Exercise task: A line counts if it contains the word "ylabel" at least once. State how many such lines the records contain, giving the number alone.
---
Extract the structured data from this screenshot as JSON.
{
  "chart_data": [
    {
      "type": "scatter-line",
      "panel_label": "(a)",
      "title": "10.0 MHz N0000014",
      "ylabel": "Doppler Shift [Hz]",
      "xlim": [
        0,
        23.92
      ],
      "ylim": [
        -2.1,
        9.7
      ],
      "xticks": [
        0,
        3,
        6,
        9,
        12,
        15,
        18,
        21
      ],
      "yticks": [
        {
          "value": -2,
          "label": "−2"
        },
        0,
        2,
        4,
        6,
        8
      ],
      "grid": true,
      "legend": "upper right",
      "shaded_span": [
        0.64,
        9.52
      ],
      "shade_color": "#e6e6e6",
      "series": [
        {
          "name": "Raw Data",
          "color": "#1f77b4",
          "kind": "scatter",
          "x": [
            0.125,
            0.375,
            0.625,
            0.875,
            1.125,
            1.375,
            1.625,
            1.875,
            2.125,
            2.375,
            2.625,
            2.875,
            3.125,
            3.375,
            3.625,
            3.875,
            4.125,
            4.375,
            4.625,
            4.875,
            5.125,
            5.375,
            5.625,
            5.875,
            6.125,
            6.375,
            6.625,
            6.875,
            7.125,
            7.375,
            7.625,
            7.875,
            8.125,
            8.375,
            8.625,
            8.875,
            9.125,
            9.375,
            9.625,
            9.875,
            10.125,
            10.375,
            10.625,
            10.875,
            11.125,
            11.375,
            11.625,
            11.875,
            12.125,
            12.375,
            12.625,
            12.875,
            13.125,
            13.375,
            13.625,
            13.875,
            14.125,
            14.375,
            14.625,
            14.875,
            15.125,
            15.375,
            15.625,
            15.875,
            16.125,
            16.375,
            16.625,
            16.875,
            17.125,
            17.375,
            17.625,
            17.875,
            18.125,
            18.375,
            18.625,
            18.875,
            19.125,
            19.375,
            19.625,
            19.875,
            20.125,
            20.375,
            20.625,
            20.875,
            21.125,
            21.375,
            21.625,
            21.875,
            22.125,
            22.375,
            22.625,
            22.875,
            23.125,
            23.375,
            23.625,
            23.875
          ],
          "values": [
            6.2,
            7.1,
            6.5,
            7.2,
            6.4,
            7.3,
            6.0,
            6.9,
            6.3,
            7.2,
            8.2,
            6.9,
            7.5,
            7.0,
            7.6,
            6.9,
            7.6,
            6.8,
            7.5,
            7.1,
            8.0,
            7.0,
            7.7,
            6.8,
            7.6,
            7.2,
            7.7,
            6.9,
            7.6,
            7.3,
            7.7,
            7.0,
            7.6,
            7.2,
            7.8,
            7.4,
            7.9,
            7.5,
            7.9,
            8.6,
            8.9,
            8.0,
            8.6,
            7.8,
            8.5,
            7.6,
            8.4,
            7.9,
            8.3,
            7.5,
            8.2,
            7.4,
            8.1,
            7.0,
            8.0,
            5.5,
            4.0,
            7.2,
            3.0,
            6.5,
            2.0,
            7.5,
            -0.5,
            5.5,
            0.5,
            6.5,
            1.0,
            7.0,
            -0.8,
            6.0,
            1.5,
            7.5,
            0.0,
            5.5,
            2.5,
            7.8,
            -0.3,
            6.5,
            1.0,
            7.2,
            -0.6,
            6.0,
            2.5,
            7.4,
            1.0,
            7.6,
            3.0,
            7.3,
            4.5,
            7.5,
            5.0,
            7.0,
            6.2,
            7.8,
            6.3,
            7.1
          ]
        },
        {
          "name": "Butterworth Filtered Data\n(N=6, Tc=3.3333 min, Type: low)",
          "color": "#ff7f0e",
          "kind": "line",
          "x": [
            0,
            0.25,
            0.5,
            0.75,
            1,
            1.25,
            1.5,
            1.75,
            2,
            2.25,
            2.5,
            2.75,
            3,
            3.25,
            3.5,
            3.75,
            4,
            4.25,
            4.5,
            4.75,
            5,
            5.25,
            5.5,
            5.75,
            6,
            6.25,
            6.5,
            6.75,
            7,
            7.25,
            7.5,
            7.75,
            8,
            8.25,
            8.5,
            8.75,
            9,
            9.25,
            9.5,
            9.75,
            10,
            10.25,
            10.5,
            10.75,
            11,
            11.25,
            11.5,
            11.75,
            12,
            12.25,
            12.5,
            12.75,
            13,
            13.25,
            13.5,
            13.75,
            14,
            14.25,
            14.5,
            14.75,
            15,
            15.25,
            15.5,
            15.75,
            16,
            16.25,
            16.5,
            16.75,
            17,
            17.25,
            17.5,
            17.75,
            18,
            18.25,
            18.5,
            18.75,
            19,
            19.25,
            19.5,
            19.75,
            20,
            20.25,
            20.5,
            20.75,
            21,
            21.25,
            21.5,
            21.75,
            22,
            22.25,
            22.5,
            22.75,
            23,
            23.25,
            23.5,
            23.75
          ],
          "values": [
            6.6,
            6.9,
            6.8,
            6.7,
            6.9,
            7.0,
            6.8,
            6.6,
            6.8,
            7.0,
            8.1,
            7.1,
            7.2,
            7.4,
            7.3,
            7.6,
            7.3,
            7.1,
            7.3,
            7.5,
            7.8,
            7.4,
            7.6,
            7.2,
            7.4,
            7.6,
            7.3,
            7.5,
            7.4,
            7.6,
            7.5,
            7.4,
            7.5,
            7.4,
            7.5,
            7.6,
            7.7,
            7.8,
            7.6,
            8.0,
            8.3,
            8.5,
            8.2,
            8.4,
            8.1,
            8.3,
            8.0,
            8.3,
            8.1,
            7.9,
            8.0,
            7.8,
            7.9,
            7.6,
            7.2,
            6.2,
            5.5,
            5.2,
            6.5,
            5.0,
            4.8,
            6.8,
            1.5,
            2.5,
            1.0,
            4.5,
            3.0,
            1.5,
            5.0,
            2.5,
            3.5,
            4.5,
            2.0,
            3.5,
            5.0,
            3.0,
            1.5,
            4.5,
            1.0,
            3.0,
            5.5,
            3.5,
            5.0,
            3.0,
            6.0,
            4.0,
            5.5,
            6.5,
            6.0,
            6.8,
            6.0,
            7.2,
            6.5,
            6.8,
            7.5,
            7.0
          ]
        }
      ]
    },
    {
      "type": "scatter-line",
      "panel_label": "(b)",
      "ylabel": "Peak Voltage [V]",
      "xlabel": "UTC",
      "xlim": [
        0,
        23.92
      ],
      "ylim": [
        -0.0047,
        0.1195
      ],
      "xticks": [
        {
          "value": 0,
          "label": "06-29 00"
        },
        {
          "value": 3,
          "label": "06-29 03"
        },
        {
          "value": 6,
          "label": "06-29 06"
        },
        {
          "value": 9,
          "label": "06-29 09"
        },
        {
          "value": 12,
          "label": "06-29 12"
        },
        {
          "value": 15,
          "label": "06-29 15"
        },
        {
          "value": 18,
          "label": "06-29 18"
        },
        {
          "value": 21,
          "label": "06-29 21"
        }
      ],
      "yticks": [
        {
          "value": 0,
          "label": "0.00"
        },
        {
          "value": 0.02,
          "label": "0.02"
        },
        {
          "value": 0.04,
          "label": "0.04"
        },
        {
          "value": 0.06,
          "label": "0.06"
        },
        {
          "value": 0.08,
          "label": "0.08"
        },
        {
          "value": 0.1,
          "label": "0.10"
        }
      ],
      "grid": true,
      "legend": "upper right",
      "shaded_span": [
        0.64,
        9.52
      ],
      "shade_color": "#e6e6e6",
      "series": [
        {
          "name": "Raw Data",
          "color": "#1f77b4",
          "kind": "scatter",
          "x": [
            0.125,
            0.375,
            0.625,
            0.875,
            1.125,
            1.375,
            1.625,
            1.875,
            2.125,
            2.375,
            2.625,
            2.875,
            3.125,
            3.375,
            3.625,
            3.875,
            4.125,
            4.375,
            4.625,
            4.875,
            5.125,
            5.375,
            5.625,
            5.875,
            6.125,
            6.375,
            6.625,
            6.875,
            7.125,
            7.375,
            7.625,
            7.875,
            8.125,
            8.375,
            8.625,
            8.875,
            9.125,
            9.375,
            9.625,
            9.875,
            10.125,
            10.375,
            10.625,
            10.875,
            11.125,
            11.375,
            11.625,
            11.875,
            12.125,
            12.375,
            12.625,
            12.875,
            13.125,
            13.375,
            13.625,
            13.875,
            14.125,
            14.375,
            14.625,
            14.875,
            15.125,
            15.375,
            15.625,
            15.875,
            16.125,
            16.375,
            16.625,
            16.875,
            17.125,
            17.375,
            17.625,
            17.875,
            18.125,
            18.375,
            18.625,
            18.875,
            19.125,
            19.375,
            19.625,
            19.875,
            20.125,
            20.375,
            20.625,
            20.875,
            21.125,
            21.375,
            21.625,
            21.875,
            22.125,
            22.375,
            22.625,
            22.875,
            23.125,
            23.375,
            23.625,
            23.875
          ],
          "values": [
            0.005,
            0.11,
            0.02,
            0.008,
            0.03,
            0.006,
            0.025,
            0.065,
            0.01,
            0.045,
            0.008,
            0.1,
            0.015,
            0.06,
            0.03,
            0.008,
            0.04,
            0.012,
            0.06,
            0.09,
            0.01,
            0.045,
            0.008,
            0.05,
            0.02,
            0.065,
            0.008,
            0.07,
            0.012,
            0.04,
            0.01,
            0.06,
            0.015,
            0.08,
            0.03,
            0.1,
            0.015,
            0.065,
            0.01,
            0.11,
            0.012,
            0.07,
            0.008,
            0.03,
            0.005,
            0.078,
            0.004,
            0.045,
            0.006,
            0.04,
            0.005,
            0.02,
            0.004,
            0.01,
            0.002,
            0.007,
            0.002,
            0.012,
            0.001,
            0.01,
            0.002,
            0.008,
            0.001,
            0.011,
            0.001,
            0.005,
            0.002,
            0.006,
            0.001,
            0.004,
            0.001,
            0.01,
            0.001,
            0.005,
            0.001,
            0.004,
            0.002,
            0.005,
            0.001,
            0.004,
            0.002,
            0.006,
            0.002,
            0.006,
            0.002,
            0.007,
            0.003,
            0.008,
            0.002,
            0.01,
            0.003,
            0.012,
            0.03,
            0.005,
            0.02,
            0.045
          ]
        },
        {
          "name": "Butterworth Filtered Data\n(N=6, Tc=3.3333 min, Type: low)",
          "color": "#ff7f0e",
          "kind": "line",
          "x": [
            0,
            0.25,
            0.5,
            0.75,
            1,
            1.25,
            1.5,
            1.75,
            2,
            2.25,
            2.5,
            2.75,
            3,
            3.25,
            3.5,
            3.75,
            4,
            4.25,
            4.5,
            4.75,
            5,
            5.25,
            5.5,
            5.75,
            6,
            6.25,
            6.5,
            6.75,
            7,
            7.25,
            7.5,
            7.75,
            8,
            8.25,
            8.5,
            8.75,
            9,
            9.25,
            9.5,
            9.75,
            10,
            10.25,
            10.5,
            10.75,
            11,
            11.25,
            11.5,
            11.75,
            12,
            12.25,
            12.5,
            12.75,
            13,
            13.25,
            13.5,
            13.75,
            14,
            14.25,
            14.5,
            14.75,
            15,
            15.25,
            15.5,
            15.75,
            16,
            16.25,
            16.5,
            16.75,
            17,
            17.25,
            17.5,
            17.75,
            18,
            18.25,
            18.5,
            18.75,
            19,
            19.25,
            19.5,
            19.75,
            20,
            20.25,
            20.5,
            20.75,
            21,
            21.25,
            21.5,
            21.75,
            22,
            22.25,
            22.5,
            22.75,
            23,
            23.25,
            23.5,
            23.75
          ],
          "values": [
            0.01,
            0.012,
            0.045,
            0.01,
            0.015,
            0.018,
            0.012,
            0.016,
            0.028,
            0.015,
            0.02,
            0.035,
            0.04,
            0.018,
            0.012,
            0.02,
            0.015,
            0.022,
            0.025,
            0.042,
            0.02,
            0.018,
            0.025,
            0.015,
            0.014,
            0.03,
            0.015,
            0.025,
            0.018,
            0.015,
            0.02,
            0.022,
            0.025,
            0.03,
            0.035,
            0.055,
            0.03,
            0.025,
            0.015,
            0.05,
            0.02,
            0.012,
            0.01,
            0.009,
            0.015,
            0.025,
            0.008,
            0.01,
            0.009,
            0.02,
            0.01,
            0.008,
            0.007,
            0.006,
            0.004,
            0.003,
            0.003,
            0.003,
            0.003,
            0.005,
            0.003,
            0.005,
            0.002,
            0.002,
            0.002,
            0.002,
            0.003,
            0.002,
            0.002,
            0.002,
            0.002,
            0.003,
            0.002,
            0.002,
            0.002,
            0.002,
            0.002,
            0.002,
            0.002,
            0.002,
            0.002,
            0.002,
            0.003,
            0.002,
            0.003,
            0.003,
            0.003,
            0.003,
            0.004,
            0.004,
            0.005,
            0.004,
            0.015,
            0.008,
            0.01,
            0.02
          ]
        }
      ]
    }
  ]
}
---
Task output: 2